__Set problem__. Copy out every record below exactly as written, but leave out any pictures.

--- start of Information supplied ---

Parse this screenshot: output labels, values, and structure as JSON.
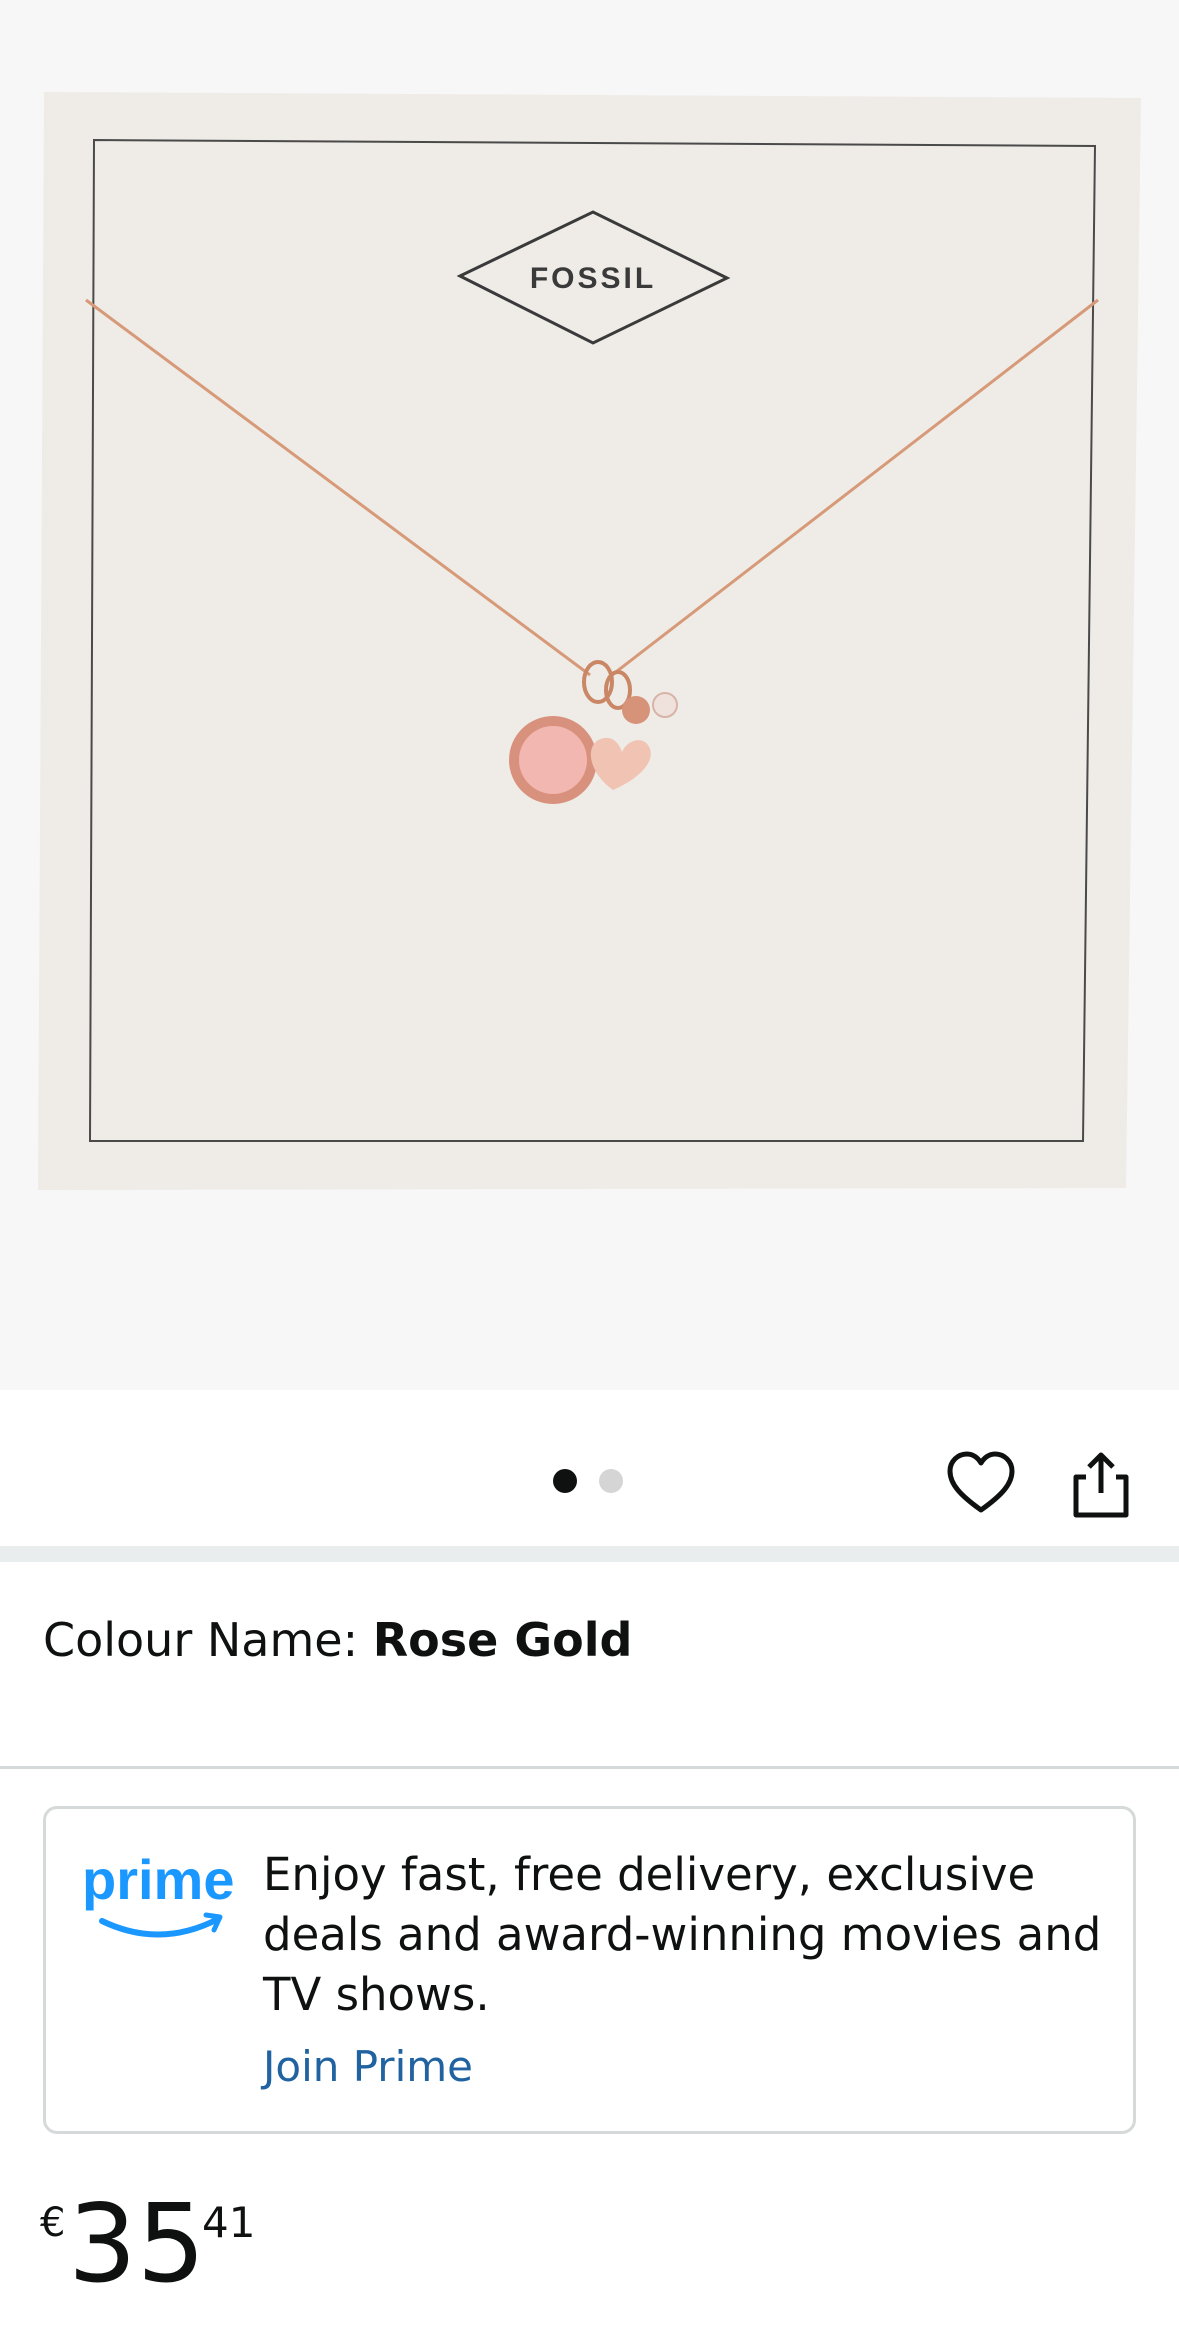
{
  "product_image": {
    "brand_logo_text": "FOSSIL",
    "image_count": 2,
    "active_image_index": 0
  },
  "actions": {
    "wishlist_icon": "heart-outline-icon",
    "share_icon": "share-icon"
  },
  "variant": {
    "label": "Colour Name: ",
    "value": "Rose Gold"
  },
  "prime_banner": {
    "logo_text": "prime",
    "message": "Enjoy fast, free delivery, exclusive deals and award-winning movies and TV shows.",
    "link_label": "Join Prime"
  },
  "price": {
    "currency": "€",
    "whole": "35",
    "fraction": "41"
  },
  "colors": {
    "link": "#2162a1",
    "prime_blue": "#1a98ff",
    "text": "#0f1111",
    "divider": "#d5d9d9"
  }
}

--- end of Information supplied ---

__Full answer__.
Parse this screenshot: output labels, values, and structure as JSON.
{
  "product_image": {
    "brand_logo_text": "FOSSIL",
    "image_count": 2,
    "active_image_index": 0
  },
  "actions": {
    "wishlist_icon": "heart-outline-icon",
    "share_icon": "share-icon"
  },
  "variant": {
    "label": "Colour Name: ",
    "value": "Rose Gold"
  },
  "prime_banner": {
    "logo_text": "prime",
    "message": "Enjoy fast, free delivery, exclusive deals and award-winning movies and TV shows.",
    "link_label": "Join Prime"
  },
  "price": {
    "currency": "€",
    "whole": "35",
    "fraction": "41"
  },
  "colors": {
    "link": "#2162a1",
    "prime_blue": "#1a98ff",
    "text": "#0f1111",
    "divider": "#d5d9d9"
  }
}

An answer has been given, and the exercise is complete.